#### [WHAT THIS TASK INVOLVES]
Extract the full listing verbatim and drop any pictures from your copy.

#### [DATA ENTRIES]

══════════

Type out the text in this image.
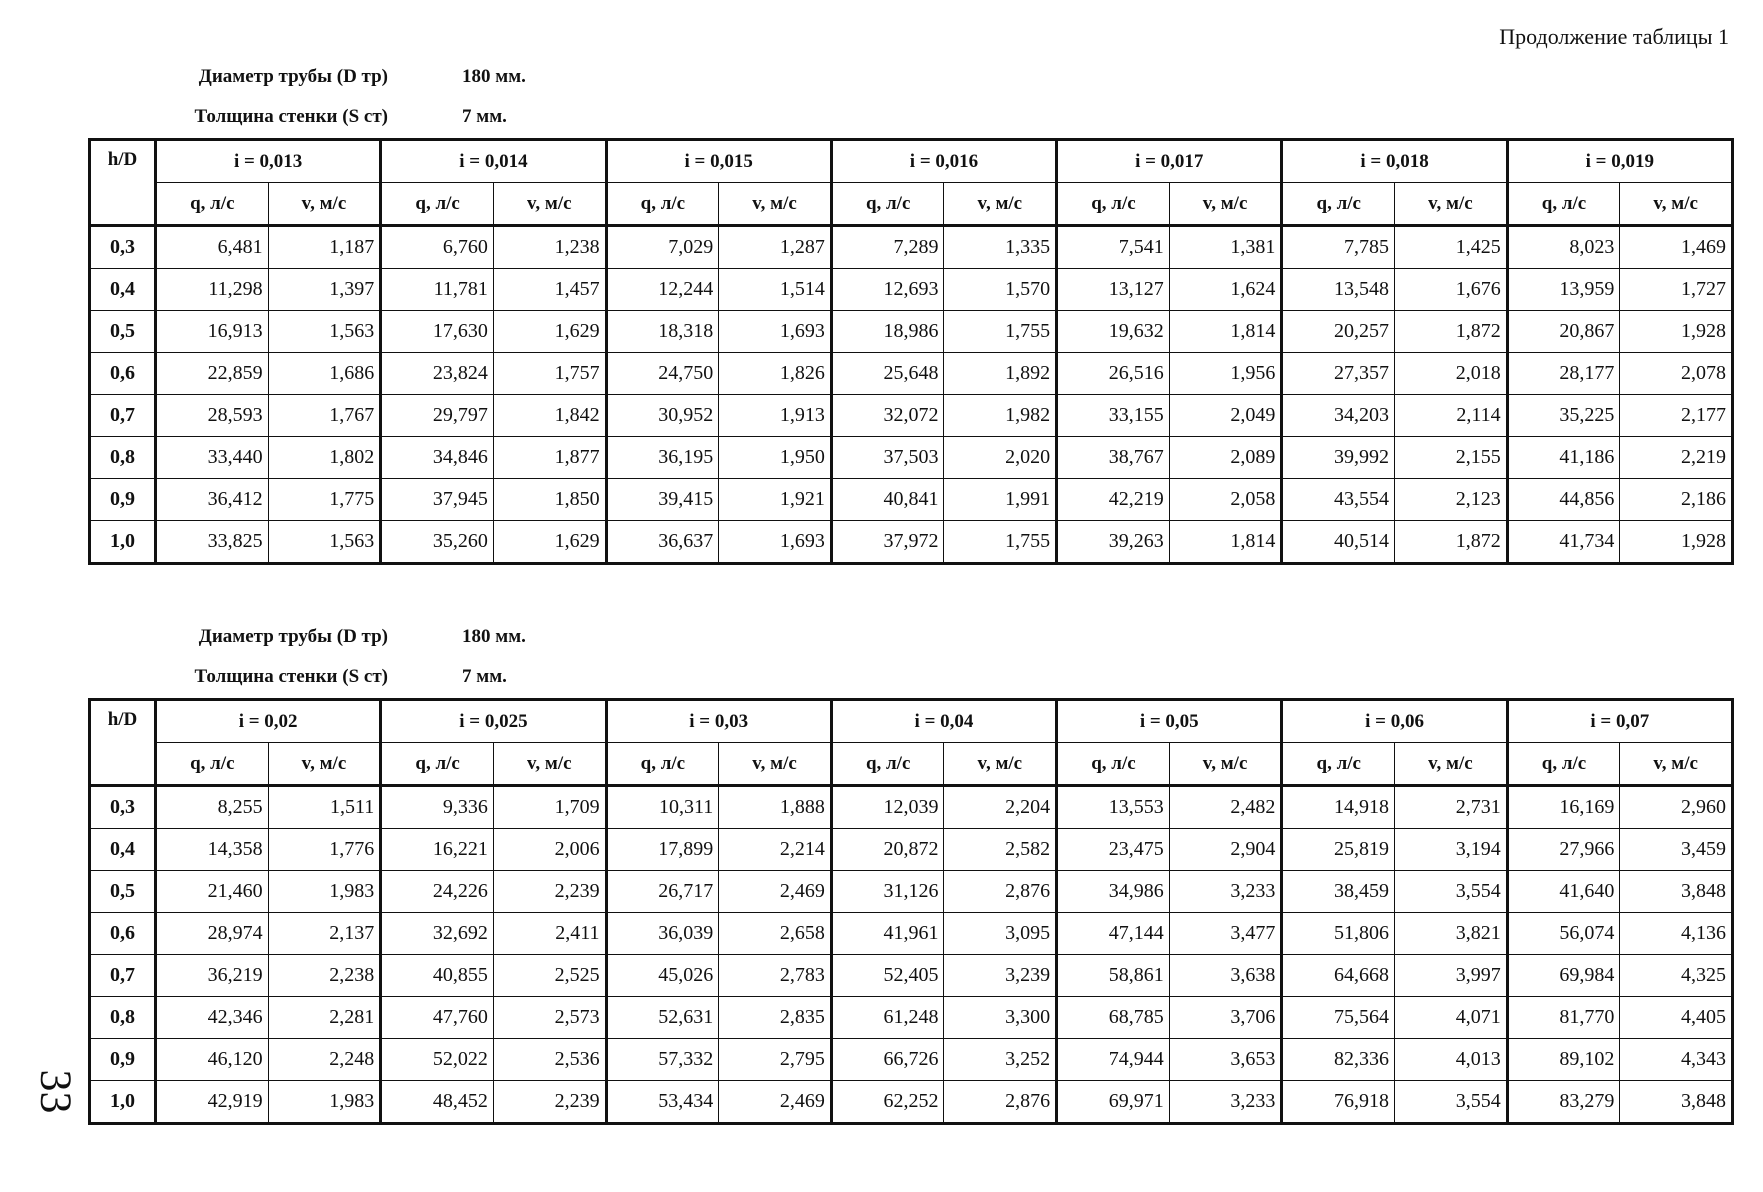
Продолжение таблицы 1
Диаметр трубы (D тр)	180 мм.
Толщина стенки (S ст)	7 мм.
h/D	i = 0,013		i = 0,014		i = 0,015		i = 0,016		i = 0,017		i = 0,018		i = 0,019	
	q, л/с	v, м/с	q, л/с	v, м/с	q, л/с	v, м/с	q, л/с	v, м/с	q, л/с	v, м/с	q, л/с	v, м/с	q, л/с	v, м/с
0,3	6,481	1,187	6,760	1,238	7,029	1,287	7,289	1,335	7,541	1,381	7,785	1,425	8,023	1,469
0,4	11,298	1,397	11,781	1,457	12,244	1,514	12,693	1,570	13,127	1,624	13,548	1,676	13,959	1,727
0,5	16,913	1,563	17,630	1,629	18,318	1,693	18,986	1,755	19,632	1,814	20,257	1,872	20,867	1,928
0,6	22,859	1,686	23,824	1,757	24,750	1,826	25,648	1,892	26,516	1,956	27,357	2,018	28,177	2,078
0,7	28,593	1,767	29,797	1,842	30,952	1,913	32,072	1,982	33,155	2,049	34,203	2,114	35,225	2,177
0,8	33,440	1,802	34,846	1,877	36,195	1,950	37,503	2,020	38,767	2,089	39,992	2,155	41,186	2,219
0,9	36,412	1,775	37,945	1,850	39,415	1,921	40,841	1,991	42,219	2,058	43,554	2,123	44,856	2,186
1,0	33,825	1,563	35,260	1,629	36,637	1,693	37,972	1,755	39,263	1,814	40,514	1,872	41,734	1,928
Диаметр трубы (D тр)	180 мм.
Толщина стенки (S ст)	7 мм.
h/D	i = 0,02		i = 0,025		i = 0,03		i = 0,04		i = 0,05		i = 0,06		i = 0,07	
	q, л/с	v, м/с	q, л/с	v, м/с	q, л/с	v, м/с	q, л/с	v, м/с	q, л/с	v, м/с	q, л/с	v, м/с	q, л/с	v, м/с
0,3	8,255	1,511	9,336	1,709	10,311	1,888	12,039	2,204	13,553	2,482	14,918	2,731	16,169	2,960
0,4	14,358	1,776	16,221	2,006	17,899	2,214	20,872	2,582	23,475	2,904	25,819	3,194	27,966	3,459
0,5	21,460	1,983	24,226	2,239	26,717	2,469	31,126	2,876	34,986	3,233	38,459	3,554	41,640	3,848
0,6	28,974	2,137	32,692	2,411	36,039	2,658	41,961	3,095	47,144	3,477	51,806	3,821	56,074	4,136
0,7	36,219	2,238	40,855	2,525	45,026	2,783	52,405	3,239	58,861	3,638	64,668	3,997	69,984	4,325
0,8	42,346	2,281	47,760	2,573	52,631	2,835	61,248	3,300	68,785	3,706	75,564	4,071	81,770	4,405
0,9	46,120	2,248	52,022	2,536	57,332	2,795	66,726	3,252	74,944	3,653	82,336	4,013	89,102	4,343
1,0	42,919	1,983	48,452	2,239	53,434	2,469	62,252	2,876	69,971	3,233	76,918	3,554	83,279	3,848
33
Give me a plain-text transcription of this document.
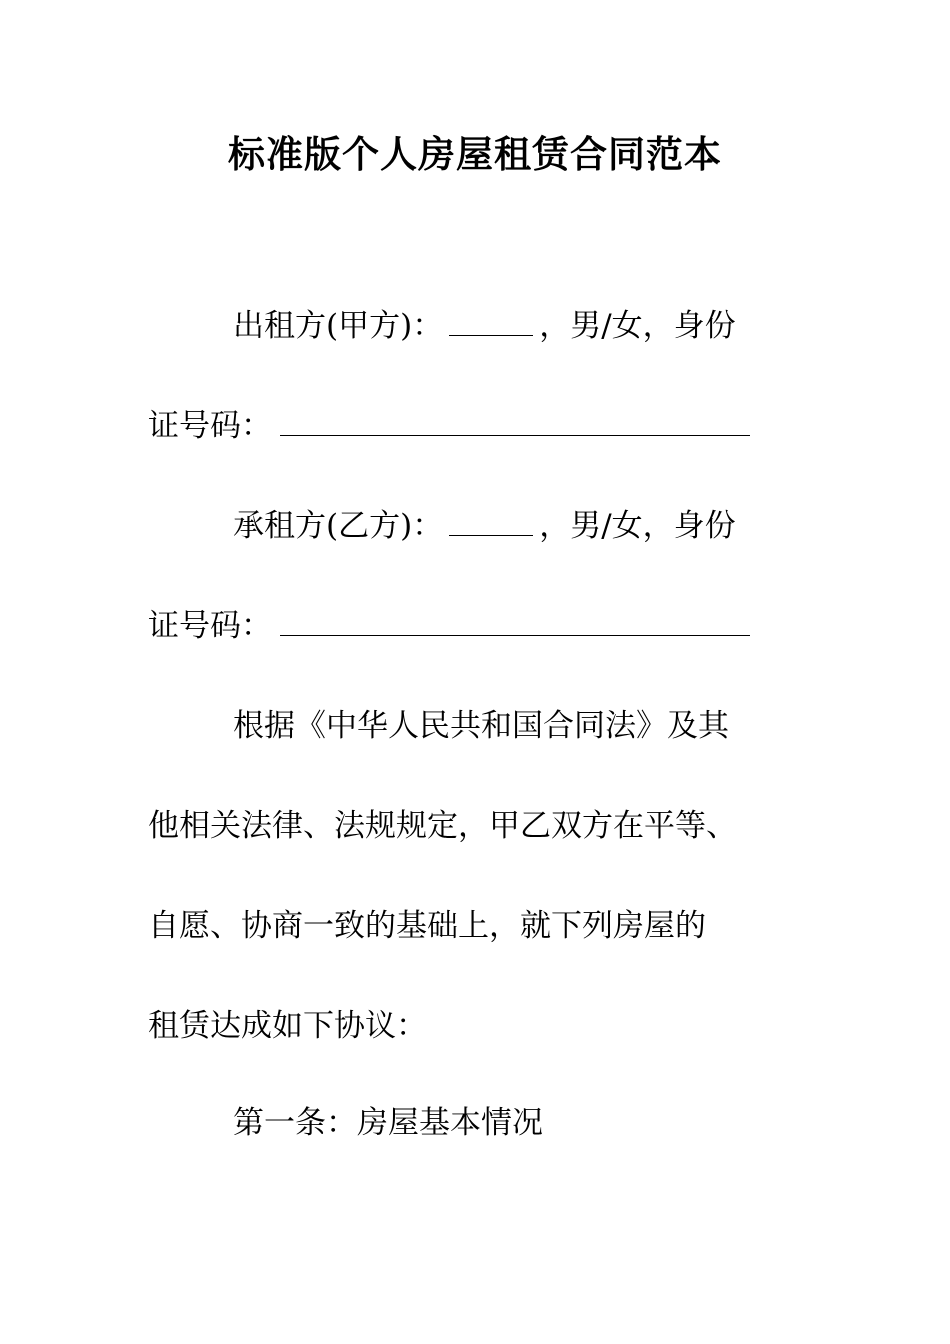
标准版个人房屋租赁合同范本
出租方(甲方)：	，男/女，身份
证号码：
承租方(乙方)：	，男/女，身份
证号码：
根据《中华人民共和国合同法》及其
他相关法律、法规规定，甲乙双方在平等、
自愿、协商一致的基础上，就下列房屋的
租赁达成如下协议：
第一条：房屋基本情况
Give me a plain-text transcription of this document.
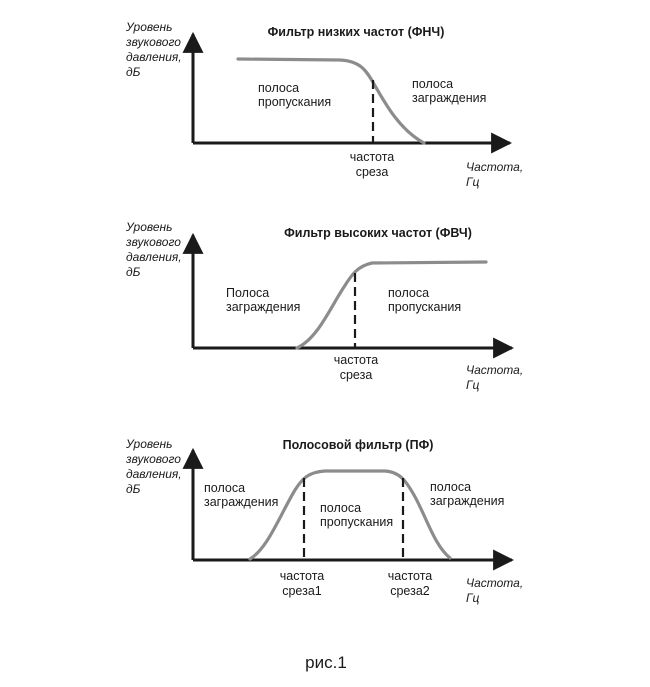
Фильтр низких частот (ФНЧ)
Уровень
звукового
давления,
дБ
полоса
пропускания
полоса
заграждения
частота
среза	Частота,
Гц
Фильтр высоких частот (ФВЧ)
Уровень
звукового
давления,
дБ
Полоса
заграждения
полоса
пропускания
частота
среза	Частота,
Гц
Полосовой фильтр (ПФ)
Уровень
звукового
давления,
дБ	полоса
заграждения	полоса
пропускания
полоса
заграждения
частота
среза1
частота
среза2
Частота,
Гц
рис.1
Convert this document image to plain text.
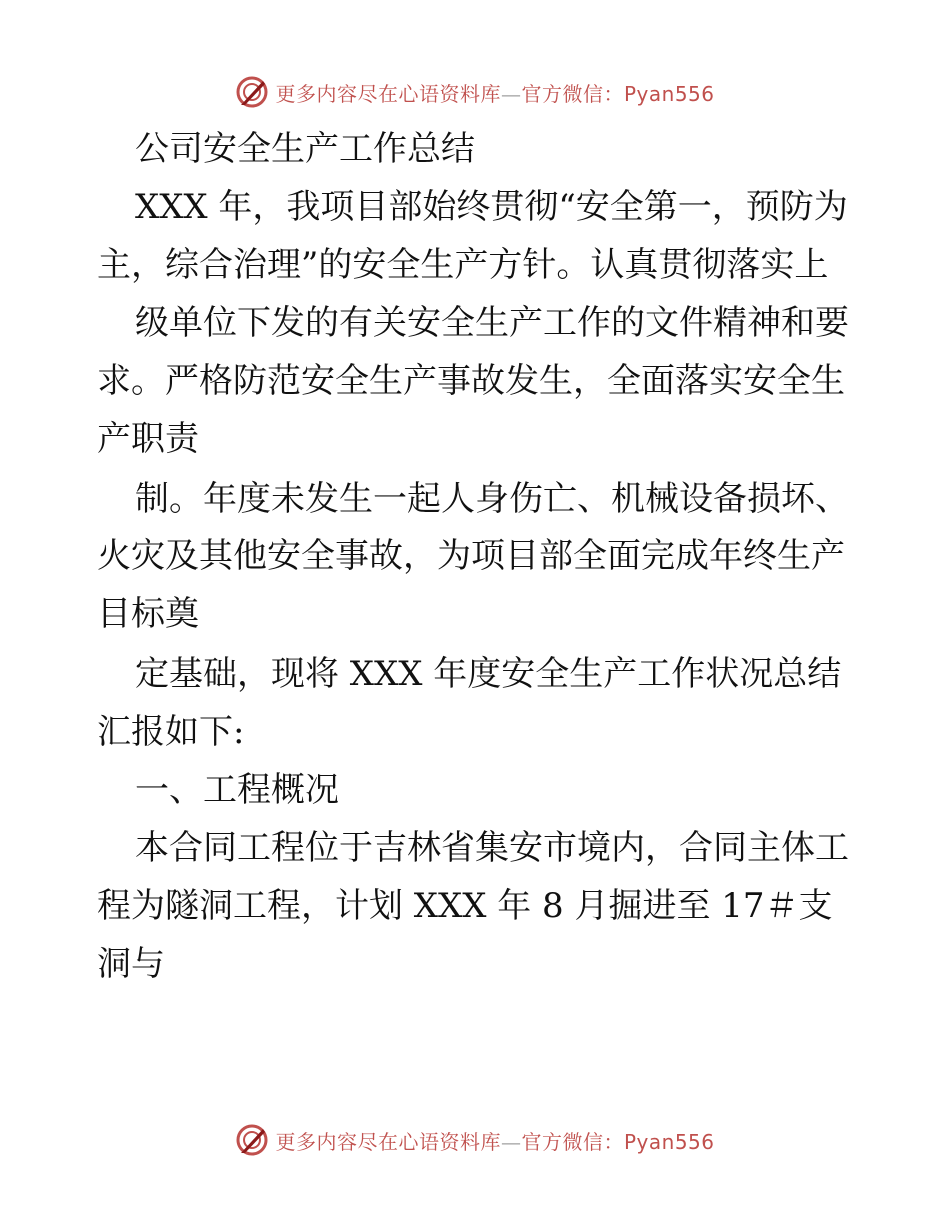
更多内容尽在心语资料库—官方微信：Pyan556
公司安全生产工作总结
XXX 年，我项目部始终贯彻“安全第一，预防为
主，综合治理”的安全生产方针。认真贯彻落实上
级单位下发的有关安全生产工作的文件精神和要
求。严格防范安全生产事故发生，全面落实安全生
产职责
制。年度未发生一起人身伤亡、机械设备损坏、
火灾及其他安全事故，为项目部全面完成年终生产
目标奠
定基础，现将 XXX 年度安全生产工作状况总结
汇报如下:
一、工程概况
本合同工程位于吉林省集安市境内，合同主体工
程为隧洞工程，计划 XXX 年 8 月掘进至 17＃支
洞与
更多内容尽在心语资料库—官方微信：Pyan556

══════════

#### [RESULT OF THE EXERCISE]
Type out the text in this image.
Продолжение таблицы 1
Диаметр трубы (D тр)	180 мм.
Толщина стенки (S ст)	7 мм.
h/D	i = 0,013		i = 0,014		i = 0,015		i = 0,016		i = 0,017		i = 0,018		i = 0,019	
	q, л/с	v, м/с	q, л/с	v, м/с	q, л/с	v, м/с	q, л/с	v, м/с	q, л/с	v, м/с	q, л/с	v, м/с	q, л/с	v, м/с
0,3	6,481	1,187	6,760	1,238	7,029	1,287	7,289	1,335	7,541	1,381	7,785	1,425	8,023	1,469
0,4	11,298	1,397	11,781	1,457	12,244	1,514	12,693	1,570	13,127	1,624	13,548	1,676	13,959	1,727
0,5	16,913	1,563	17,630	1,629	18,318	1,693	18,986	1,755	19,632	1,814	20,257	1,872	20,867	1,928
0,6	22,859	1,686	23,824	1,757	24,750	1,826	25,648	1,892	26,516	1,956	27,357	2,018	28,177	2,078
0,7	28,593	1,767	29,797	1,842	30,952	1,913	32,072	1,982	33,155	2,049	34,203	2,114	35,225	2,177
0,8	33,440	1,802	34,846	1,877	36,195	1,950	37,503	2,020	38,767	2,089	39,992	2,155	41,186	2,219
0,9	36,412	1,775	37,945	1,850	39,415	1,921	40,841	1,991	42,219	2,058	43,554	2,123	44,856	2,186
1,0	33,825	1,563	35,260	1,629	36,637	1,693	37,972	1,755	39,263	1,814	40,514	1,872	41,734	1,928
Диаметр трубы (D тр)	180 мм.
Толщина стенки (S ст)	7 мм.
h/D	i = 0,02		i = 0,025		i = 0,03		i = 0,04		i = 0,05		i = 0,06		i = 0,07	
	q, л/с	v, м/с	q, л/с	v, м/с	q, л/с	v, м/с	q, л/с	v, м/с	q, л/с	v, м/с	q, л/с	v, м/с	q, л/с	v, м/с
0,3	8,255	1,511	9,336	1,709	10,311	1,888	12,039	2,204	13,553	2,482	14,918	2,731	16,169	2,960
0,4	14,358	1,776	16,221	2,006	17,899	2,214	20,872	2,582	23,475	2,904	25,819	3,194	27,966	3,459
0,5	21,460	1,983	24,226	2,239	26,717	2,469	31,126	2,876	34,986	3,233	38,459	3,554	41,640	3,848
0,6	28,974	2,137	32,692	2,411	36,039	2,658	41,961	3,095	47,144	3,477	51,806	3,821	56,074	4,136
0,7	36,219	2,238	40,855	2,525	45,026	2,783	52,405	3,239	58,861	3,638	64,668	3,997	69,984	4,325
0,8	42,346	2,281	47,760	2,573	52,631	2,835	61,248	3,300	68,785	3,706	75,564	4,071	81,770	4,405
0,9	46,120	2,248	52,022	2,536	57,332	2,795	66,726	3,252	74,944	3,653	82,336	4,013	89,102	4,343
1,0	42,919	1,983	48,452	2,239	53,434	2,469	62,252	2,876	69,971	3,233	76,918	3,554	83,279	3,848
33
Give me a plain-text transcription of this document.
标准版个人房屋租赁合同范本
出租方(甲方)：	，男/女，身份
证号码：
承租方(乙方)：	，男/女，身份
证号码：
根据《中华人民共和国合同法》及其
他相关法律、法规规定，甲乙双方在平等、
自愿、协商一致的基础上，就下列房屋的
租赁达成如下协议：
第一条：房屋基本情况
Give me a plain-text transcription of this document.
Фильтр низких частот (ФНЧ)
Уровень
звукового
давления,
дБ
полоса
пропускания
полоса
заграждения
частота
среза	Частота,
Гц
Фильтр высоких частот (ФВЧ)
Уровень
звукового
давления,
дБ
Полоса
заграждения
полоса
пропускания
частота
среза	Частота,
Гц
Полосовой фильтр (ПФ)
Уровень
звукового
давления,
дБ	полоса
заграждения	полоса
пропускания
полоса
заграждения
частота
среза1
частота
среза2
Частота,
Гц
рис.1
Convert this document image to plain text.
更多内容尽在心语资料库—官方微信：Pyan556
公司安全生产工作总结
XXX 年，我项目部始终贯彻“安全第一，预防为
主，综合治理”的安全生产方针。认真贯彻落实上
级单位下发的有关安全生产工作的文件精神和要
求。严格防范安全生产事故发生，全面落实安全生
产职责
制。年度未发生一起人身伤亡、机械设备损坏、
火灾及其他安全事故，为项目部全面完成年终生产
目标奠
定基础，现将 XXX 年度安全生产工作状况总结
汇报如下:
一、工程概况
本合同工程位于吉林省集安市境内，合同主体工
程为隧洞工程，计划 XXX 年 8 月掘进至 17＃支
洞与
更多内容尽在心语资料库—官方微信：Pyan556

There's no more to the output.